Records provided =
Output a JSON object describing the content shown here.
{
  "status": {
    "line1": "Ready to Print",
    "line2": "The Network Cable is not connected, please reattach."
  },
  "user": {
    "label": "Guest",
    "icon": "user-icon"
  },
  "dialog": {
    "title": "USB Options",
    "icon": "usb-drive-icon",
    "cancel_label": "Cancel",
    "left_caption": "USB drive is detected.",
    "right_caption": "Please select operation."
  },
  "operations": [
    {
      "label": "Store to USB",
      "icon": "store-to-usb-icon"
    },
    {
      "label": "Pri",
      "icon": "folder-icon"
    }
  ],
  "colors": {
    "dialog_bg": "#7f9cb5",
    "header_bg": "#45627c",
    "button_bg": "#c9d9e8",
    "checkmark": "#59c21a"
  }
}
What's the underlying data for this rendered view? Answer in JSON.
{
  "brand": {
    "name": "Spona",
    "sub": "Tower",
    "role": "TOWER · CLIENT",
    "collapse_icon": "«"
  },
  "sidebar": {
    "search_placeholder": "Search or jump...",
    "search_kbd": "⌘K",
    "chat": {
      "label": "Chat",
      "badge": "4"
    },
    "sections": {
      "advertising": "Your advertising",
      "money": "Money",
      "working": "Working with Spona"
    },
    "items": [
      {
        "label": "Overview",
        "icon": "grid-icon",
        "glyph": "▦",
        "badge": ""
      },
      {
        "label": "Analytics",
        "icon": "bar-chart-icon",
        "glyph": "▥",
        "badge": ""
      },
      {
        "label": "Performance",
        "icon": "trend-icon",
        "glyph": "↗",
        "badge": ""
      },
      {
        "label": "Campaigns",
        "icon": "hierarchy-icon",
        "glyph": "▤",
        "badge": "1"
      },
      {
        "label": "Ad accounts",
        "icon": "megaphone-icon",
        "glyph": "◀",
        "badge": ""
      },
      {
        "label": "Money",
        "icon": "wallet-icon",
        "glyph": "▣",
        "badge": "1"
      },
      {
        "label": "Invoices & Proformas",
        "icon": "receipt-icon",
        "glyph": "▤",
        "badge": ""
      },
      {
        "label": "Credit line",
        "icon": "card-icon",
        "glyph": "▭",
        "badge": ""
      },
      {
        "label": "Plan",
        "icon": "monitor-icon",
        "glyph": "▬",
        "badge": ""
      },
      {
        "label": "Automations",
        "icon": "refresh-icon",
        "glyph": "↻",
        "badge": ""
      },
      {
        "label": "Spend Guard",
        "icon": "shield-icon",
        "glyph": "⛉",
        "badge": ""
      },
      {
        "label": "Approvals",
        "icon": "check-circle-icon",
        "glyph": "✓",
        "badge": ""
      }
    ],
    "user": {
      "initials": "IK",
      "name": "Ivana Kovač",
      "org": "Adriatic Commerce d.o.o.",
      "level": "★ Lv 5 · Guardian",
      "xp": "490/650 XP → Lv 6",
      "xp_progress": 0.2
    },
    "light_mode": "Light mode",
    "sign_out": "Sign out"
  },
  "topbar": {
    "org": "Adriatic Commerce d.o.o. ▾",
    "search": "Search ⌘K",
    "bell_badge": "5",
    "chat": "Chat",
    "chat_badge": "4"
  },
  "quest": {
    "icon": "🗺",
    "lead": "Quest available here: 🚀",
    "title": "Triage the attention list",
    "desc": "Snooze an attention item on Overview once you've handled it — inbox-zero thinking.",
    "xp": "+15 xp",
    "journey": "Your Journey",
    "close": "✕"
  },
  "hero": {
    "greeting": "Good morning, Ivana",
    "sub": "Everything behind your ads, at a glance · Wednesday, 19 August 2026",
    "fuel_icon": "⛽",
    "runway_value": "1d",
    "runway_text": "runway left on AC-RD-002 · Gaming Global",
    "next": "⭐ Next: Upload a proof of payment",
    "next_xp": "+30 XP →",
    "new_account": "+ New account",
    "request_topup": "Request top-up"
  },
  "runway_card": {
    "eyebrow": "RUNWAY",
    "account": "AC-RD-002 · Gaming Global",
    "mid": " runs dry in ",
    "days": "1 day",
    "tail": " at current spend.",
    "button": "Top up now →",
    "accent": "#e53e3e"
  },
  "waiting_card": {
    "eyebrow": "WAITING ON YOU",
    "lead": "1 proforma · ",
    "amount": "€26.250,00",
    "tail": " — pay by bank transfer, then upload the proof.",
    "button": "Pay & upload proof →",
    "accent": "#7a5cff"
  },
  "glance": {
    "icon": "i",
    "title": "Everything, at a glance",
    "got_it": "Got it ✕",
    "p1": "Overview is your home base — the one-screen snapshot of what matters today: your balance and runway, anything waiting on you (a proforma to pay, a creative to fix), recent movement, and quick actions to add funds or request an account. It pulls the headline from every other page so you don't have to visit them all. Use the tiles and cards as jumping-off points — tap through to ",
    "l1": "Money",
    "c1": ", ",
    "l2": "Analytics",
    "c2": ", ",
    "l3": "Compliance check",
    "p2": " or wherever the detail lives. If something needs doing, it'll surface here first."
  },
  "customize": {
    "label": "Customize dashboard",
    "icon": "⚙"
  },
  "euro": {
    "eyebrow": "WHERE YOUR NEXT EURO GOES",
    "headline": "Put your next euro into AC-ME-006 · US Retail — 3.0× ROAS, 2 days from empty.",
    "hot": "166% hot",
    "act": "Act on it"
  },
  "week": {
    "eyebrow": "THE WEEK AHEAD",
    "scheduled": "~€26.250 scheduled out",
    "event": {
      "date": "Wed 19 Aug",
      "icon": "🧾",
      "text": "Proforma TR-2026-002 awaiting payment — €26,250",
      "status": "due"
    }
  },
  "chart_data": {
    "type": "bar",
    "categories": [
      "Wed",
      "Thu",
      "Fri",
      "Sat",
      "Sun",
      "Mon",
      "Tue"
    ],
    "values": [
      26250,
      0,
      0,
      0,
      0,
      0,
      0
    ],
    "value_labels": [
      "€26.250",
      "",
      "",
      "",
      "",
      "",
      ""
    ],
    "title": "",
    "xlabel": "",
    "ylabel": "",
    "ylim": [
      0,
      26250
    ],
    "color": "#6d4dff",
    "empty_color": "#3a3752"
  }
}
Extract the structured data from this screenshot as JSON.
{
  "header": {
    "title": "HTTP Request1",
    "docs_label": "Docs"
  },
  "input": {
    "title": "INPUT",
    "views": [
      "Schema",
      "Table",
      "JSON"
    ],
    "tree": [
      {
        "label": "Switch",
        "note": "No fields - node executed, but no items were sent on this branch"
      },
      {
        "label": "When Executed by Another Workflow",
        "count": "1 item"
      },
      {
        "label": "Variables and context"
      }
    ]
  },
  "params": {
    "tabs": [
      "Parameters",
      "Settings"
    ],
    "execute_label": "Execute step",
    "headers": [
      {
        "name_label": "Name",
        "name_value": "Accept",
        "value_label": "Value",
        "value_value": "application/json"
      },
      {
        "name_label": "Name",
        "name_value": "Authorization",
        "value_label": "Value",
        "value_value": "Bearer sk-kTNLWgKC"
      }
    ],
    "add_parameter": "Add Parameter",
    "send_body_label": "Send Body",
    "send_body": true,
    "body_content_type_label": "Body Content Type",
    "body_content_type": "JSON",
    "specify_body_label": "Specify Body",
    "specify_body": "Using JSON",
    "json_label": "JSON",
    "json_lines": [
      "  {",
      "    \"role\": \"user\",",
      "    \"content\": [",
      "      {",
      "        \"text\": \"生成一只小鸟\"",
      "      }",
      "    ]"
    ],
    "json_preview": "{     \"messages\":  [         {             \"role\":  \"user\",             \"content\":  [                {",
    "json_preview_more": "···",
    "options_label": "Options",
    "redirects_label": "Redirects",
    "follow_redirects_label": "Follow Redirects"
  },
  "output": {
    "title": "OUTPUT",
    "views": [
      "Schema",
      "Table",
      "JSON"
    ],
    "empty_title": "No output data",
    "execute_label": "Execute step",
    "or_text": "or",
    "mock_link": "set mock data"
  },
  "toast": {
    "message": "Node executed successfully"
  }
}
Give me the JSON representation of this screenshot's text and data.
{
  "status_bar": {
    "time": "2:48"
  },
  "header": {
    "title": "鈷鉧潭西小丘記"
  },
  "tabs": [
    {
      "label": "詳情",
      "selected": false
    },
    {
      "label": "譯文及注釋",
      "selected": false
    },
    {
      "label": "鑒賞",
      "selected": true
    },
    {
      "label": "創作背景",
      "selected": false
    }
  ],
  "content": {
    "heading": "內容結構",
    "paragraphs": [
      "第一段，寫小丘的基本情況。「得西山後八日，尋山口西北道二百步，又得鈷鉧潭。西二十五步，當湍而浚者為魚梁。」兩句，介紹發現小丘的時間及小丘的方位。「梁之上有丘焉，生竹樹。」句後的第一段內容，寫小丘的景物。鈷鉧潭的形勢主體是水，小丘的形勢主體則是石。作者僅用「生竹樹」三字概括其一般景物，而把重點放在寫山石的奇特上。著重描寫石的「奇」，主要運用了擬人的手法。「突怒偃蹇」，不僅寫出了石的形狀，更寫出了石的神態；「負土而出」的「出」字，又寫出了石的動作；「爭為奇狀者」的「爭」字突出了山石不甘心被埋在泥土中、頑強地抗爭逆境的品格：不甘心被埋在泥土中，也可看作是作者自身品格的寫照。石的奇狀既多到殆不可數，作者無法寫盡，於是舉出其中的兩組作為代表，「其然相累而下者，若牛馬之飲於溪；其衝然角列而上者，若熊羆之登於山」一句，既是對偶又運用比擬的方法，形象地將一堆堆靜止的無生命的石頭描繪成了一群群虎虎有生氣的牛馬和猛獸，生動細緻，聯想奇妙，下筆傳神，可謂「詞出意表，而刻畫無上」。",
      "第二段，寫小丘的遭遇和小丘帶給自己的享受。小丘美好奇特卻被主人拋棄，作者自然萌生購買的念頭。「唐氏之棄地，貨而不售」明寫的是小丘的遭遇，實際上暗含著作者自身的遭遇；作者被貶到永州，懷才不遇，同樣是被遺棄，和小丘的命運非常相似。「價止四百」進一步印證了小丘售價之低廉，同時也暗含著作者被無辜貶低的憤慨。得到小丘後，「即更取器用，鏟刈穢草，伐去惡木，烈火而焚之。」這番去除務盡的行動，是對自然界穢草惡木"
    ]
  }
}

What is asked = Word for word, quote the lines from the line containing "Give me the" through the end of the material, both included, and nothing else.

Exercise response =
Give me the JSON representation of this screenshot's text and data.
{
  "status_bar": {
    "time": "2:48"
  },
  "header": {
    "title": "鈷鉧潭西小丘記"
  },
  "tabs": [
    {
      "label": "詳情",
      "selected": false
    },
    {
      "label": "譯文及注釋",
      "selected": false
    },
    {
      "label": "鑒賞",
      "selected": true
    },
    {
      "label": "創作背景",
      "selected": false
    }
  ],
  "content": {
    "heading": "內容結構",
    "paragraphs": [
      "第一段，寫小丘的基本情況。「得西山後八日，尋山口西北道二百步，又得鈷鉧潭。西二十五步，當湍而浚者為魚梁。」兩句，介紹發現小丘的時間及小丘的方位。「梁之上有丘焉，生竹樹。」句後的第一段內容，寫小丘的景物。鈷鉧潭的形勢主體是水，小丘的形勢主體則是石。作者僅用「生竹樹」三字概括其一般景物，而把重點放在寫山石的奇特上。著重描寫石的「奇」，主要運用了擬人的手法。「突怒偃蹇」，不僅寫出了石的形狀，更寫出了石的神態；「負土而出」的「出」字，又寫出了石的動作；「爭為奇狀者」的「爭」字突出了山石不甘心被埋在泥土中、頑強地抗爭逆境的品格：不甘心被埋在泥土中，也可看作是作者自身品格的寫照。石的奇狀既多到殆不可數，作者無法寫盡，於是舉出其中的兩組作為代表，「其然相累而下者，若牛馬之飲於溪；其衝然角列而上者，若熊羆之登於山」一句，既是對偶又運用比擬的方法，形象地將一堆堆靜止的無生命的石頭描繪成了一群群虎虎有生氣的牛馬和猛獸，生動細緻，聯想奇妙，下筆傳神，可謂「詞出意表，而刻畫無上」。",
      "第二段，寫小丘的遭遇和小丘帶給自己的享受。小丘美好奇特卻被主人拋棄，作者自然萌生購買的念頭。「唐氏之棄地，貨而不售」明寫的是小丘的遭遇，實際上暗含著作者自身的遭遇；作者被貶到永州，懷才不遇，同樣是被遺棄，和小丘的命運非常相似。「價止四百」進一步印證了小丘售價之低廉，同時也暗含著作者被無辜貶低的憤慨。得到小丘後，「即更取器用，鏟刈穢草，伐去惡木，烈火而焚之。」這番去除務盡的行動，是對自然界穢草惡木"
    ]
  }
}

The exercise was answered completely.